- _Instruction_: Every record here should be printed again exactly.

(Records from a data collection)
·····

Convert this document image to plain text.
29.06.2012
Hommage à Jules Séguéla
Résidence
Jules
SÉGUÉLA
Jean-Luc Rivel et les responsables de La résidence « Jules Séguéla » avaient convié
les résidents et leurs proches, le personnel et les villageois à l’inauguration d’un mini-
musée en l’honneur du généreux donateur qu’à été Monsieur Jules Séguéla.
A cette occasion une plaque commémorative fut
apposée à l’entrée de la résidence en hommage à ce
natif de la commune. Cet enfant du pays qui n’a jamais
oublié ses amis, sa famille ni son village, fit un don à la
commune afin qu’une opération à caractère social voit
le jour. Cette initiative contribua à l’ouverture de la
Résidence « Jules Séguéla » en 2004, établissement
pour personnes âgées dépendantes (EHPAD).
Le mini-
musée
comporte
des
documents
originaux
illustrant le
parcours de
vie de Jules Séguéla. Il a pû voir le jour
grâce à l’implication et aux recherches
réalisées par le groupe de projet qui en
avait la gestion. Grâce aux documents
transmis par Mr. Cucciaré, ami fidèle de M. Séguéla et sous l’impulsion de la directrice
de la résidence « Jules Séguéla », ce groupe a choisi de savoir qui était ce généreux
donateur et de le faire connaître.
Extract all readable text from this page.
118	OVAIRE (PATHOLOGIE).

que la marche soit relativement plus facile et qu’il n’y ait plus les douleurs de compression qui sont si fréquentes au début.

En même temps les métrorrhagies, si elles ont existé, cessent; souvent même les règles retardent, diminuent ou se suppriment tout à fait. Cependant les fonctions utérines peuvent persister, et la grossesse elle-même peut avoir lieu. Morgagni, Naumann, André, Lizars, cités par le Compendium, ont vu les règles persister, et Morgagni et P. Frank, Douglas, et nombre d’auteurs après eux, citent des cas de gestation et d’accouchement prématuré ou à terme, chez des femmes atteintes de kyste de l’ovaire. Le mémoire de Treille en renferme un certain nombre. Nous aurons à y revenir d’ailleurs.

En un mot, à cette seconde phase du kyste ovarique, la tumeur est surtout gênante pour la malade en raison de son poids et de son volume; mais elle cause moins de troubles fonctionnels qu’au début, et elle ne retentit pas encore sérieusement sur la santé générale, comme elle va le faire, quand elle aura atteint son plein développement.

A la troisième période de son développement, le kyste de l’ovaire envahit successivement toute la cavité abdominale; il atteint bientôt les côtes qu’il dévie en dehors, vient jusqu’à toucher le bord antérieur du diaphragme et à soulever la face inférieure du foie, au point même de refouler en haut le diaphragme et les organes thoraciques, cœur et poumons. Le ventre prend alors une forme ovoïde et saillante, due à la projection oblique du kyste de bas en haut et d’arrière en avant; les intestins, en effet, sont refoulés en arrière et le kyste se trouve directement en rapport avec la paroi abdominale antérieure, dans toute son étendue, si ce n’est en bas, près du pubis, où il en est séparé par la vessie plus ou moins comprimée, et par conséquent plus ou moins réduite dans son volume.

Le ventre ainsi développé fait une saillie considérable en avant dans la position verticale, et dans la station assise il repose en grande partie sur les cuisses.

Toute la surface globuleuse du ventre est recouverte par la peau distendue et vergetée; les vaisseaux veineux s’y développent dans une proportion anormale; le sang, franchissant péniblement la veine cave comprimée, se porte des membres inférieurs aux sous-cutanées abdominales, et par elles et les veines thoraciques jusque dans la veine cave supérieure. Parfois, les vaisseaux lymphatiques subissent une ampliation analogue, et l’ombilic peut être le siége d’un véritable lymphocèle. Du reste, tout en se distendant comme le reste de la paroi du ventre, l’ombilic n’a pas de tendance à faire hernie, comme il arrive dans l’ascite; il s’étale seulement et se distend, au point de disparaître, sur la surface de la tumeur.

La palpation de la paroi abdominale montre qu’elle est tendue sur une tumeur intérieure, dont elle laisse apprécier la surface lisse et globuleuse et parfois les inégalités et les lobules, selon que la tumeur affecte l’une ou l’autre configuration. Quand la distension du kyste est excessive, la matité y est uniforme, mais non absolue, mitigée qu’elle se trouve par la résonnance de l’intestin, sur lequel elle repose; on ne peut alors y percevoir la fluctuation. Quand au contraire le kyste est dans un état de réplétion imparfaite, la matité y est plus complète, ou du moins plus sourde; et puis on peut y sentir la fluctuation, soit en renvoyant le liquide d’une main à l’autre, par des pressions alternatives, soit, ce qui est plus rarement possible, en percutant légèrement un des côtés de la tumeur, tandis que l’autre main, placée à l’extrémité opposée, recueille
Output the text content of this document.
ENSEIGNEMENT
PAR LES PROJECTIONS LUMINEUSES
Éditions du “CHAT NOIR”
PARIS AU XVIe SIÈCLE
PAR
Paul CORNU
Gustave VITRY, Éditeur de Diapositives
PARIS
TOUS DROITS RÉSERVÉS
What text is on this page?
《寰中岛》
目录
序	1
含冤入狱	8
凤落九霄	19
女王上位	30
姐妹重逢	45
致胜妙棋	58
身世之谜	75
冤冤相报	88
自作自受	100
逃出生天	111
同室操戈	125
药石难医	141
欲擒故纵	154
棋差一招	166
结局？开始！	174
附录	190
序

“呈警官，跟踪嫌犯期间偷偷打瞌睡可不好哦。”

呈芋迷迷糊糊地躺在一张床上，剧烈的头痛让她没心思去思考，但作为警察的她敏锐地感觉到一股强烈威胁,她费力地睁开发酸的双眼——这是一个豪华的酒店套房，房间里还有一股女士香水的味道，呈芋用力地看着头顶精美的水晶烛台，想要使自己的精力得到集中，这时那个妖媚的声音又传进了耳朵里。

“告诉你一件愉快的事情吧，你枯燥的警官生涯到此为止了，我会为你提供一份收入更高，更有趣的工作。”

·····

- _Answer for the task_:
Convert this document image to plain text.
29.06.2012
Hommage à Jules Séguéla
Résidence
Jules
SÉGUÉLA
Jean-Luc Rivel et les responsables de La résidence « Jules Séguéla » avaient convié
les résidents et leurs proches, le personnel et les villageois à l’inauguration d’un mini-
musée en l’honneur du généreux donateur qu’à été Monsieur Jules Séguéla.
A cette occasion une plaque commémorative fut
apposée à l’entrée de la résidence en hommage à ce
natif de la commune. Cet enfant du pays qui n’a jamais
oublié ses amis, sa famille ni son village, fit un don à la
commune afin qu’une opération à caractère social voit
le jour. Cette initiative contribua à l’ouverture de la
Résidence « Jules Séguéla » en 2004, établissement
pour personnes âgées dépendantes (EHPAD).
Le mini-
musée
comporte
des
documents
originaux
illustrant le
parcours de
vie de Jules Séguéla. Il a pû voir le jour
grâce à l’implication et aux recherches
réalisées par le groupe de projet qui en
avait la gestion. Grâce aux documents
transmis par Mr. Cucciaré, ami fidèle de M. Séguéla et sous l’impulsion de la directrice
de la résidence « Jules Séguéla », ce groupe a choisi de savoir qui était ce généreux
donateur et de le faire connaître.
Extract all readable text from this page.
118	OVAIRE (PATHOLOGIE).

que la marche soit relativement plus facile et qu’il n’y ait plus les douleurs de compression qui sont si fréquentes au début.

En même temps les métrorrhagies, si elles ont existé, cessent; souvent même les règles retardent, diminuent ou se suppriment tout à fait. Cependant les fonctions utérines peuvent persister, et la grossesse elle-même peut avoir lieu. Morgagni, Naumann, André, Lizars, cités par le Compendium, ont vu les règles persister, et Morgagni et P. Frank, Douglas, et nombre d’auteurs après eux, citent des cas de gestation et d’accouchement prématuré ou à terme, chez des femmes atteintes de kyste de l’ovaire. Le mémoire de Treille en renferme un certain nombre. Nous aurons à y revenir d’ailleurs.

En un mot, à cette seconde phase du kyste ovarique, la tumeur est surtout gênante pour la malade en raison de son poids et de son volume; mais elle cause moins de troubles fonctionnels qu’au début, et elle ne retentit pas encore sérieusement sur la santé générale, comme elle va le faire, quand elle aura atteint son plein développement.

A la troisième période de son développement, le kyste de l’ovaire envahit successivement toute la cavité abdominale; il atteint bientôt les côtes qu’il dévie en dehors, vient jusqu’à toucher le bord antérieur du diaphragme et à soulever la face inférieure du foie, au point même de refouler en haut le diaphragme et les organes thoraciques, cœur et poumons. Le ventre prend alors une forme ovoïde et saillante, due à la projection oblique du kyste de bas en haut et d’arrière en avant; les intestins, en effet, sont refoulés en arrière et le kyste se trouve directement en rapport avec la paroi abdominale antérieure, dans toute son étendue, si ce n’est en bas, près du pubis, où il en est séparé par la vessie plus ou moins comprimée, et par conséquent plus ou moins réduite dans son volume.

Le ventre ainsi développé fait une saillie considérable en avant dans la position verticale, et dans la station assise il repose en grande partie sur les cuisses.

Toute la surface globuleuse du ventre est recouverte par la peau distendue et vergetée; les vaisseaux veineux s’y développent dans une proportion anormale; le sang, franchissant péniblement la veine cave comprimée, se porte des membres inférieurs aux sous-cutanées abdominales, et par elles et les veines thoraciques jusque dans la veine cave supérieure. Parfois, les vaisseaux lymphatiques subissent une ampliation analogue, et l’ombilic peut être le siége d’un véritable lymphocèle. Du reste, tout en se distendant comme le reste de la paroi du ventre, l’ombilic n’a pas de tendance à faire hernie, comme il arrive dans l’ascite; il s’étale seulement et se distend, au point de disparaître, sur la surface de la tumeur.

La palpation de la paroi abdominale montre qu’elle est tendue sur une tumeur intérieure, dont elle laisse apprécier la surface lisse et globuleuse et parfois les inégalités et les lobules, selon que la tumeur affecte l’une ou l’autre configuration. Quand la distension du kyste est excessive, la matité y est uniforme, mais non absolue, mitigée qu’elle se trouve par la résonnance de l’intestin, sur lequel elle repose; on ne peut alors y percevoir la fluctuation. Quand au contraire le kyste est dans un état de réplétion imparfaite, la matité y est plus complète, ou du moins plus sourde; et puis on peut y sentir la fluctuation, soit en renvoyant le liquide d’une main à l’autre, par des pressions alternatives, soit, ce qui est plus rarement possible, en percutant légèrement un des côtés de la tumeur, tandis que l’autre main, placée à l’extrémité opposée, recueille
Output the text content of this document.
ENSEIGNEMENT
PAR LES PROJECTIONS LUMINEUSES
Éditions du “CHAT NOIR”
PARIS AU XVIe SIÈCLE
PAR
Paul CORNU
Gustave VITRY, Éditeur de Diapositives
PARIS
TOUS DROITS RÉSERVÉS
What text is on this page?
《寰中岛》
目录
序	1
含冤入狱	8
凤落九霄	19
女王上位	30
姐妹重逢	45
致胜妙棋	58
身世之谜	75
冤冤相报	88
自作自受	100
逃出生天	111
同室操戈	125
药石难医	141
欲擒故纵	154
棋差一招	166
结局？开始！	174
附录	190
序

“呈警官，跟踪嫌犯期间偷偷打瞌睡可不好哦。”

呈芋迷迷糊糊地躺在一张床上，剧烈的头痛让她没心思去思考，但作为警察的她敏锐地感觉到一股强烈威胁,她费力地睁开发酸的双眼——这是一个豪华的酒店套房，房间里还有一股女士香水的味道，呈芋用力地看着头顶精美的水晶烛台，想要使自己的精力得到集中，这时那个妖媚的声音又传进了耳朵里。

“告诉你一件愉快的事情吧，你枯燥的警官生涯到此为止了，我会为你提供一份收入更高，更有趣的工作。”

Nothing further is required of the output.